Exercise task:
Locate the word "ActionBarActivity" in the data below, then copy every line that holds it.

Data for processing:
## begin

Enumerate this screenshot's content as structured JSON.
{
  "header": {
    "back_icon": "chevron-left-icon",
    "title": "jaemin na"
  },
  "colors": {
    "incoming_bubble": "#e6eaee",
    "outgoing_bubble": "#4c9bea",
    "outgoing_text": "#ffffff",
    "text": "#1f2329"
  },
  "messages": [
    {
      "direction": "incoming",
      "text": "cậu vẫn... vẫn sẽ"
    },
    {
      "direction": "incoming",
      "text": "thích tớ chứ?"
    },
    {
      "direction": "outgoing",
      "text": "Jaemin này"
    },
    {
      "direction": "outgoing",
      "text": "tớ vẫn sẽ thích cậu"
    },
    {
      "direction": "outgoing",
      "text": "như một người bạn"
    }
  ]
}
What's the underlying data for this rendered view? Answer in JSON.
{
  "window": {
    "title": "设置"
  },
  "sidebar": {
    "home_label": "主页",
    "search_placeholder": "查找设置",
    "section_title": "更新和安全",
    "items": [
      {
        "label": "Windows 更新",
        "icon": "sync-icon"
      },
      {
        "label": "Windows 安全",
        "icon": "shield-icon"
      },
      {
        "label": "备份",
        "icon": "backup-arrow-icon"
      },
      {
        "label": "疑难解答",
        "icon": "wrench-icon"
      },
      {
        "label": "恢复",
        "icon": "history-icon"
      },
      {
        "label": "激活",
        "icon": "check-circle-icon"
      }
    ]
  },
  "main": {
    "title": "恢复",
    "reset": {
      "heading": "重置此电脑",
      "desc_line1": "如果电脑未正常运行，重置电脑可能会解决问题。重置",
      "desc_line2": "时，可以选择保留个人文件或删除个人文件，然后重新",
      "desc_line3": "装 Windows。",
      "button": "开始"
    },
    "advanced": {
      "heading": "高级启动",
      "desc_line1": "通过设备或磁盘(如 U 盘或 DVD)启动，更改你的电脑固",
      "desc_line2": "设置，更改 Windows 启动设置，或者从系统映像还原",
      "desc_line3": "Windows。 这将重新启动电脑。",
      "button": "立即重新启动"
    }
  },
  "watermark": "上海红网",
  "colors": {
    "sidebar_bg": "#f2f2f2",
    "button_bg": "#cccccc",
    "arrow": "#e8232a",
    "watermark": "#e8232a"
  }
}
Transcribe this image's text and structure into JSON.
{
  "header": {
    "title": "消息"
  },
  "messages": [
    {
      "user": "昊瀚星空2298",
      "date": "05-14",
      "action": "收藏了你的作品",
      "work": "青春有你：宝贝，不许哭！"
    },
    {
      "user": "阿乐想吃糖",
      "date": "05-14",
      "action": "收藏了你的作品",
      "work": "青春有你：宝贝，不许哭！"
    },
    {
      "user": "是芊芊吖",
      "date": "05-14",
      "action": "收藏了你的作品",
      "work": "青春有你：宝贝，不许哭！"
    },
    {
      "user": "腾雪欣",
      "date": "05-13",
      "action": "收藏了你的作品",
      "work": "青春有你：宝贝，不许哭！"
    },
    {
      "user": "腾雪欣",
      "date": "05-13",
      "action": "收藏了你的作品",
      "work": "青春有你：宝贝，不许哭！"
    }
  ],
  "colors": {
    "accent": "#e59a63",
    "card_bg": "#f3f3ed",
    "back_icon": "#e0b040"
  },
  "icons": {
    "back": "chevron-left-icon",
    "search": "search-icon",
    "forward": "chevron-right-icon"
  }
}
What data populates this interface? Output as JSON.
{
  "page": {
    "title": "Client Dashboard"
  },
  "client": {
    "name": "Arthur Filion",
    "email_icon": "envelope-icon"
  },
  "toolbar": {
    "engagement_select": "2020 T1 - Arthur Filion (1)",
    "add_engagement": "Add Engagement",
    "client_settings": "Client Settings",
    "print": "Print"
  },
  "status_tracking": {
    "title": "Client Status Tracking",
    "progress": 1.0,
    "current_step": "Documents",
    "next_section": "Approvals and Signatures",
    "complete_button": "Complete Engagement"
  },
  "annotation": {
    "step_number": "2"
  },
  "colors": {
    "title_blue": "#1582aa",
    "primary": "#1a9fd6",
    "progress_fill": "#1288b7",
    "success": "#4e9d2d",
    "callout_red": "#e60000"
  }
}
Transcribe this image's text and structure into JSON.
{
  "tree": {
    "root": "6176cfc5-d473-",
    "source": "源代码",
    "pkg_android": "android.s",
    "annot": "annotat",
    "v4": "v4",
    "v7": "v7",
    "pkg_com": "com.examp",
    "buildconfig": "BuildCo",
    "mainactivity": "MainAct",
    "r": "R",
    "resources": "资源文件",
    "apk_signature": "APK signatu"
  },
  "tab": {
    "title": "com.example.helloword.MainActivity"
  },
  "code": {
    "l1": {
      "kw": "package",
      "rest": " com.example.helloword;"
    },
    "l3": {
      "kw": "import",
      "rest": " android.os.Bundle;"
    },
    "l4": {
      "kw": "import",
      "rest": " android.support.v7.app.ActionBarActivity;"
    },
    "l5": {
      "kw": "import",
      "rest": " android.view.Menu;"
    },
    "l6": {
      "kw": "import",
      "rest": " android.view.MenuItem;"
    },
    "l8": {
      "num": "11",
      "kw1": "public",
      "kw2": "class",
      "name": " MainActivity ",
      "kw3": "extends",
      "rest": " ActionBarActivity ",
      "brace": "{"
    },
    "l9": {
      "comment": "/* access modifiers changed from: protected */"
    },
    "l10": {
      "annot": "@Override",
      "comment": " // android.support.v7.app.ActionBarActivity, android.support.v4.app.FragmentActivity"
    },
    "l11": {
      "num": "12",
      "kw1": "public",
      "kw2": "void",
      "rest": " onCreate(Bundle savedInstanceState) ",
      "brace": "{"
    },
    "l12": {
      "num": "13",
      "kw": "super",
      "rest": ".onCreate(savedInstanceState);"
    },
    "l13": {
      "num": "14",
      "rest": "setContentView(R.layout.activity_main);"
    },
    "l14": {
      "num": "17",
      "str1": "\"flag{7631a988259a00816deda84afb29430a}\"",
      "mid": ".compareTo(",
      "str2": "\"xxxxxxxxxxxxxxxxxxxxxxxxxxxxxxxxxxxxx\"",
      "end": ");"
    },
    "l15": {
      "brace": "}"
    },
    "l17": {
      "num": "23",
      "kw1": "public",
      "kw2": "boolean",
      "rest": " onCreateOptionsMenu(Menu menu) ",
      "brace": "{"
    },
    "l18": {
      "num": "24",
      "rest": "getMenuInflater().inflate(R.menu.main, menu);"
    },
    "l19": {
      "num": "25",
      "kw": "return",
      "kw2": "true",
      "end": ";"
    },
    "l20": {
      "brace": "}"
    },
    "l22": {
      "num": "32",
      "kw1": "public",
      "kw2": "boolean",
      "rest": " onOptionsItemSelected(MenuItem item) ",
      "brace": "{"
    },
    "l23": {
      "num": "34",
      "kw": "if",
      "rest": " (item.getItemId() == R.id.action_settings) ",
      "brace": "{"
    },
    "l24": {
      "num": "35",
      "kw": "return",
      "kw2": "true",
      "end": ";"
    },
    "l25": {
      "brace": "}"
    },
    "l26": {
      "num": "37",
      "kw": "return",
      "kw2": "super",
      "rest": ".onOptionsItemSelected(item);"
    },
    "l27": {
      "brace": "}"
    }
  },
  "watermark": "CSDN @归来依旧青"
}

## end

Result for this task:
      "rest": " android.support.v7.app.ActionBarActivity;"
      "rest": " ActionBarActivity ",
      "comment": " // android.support.v7.app.ActionBarActivity, android.support.v4.app.FragmentActivity"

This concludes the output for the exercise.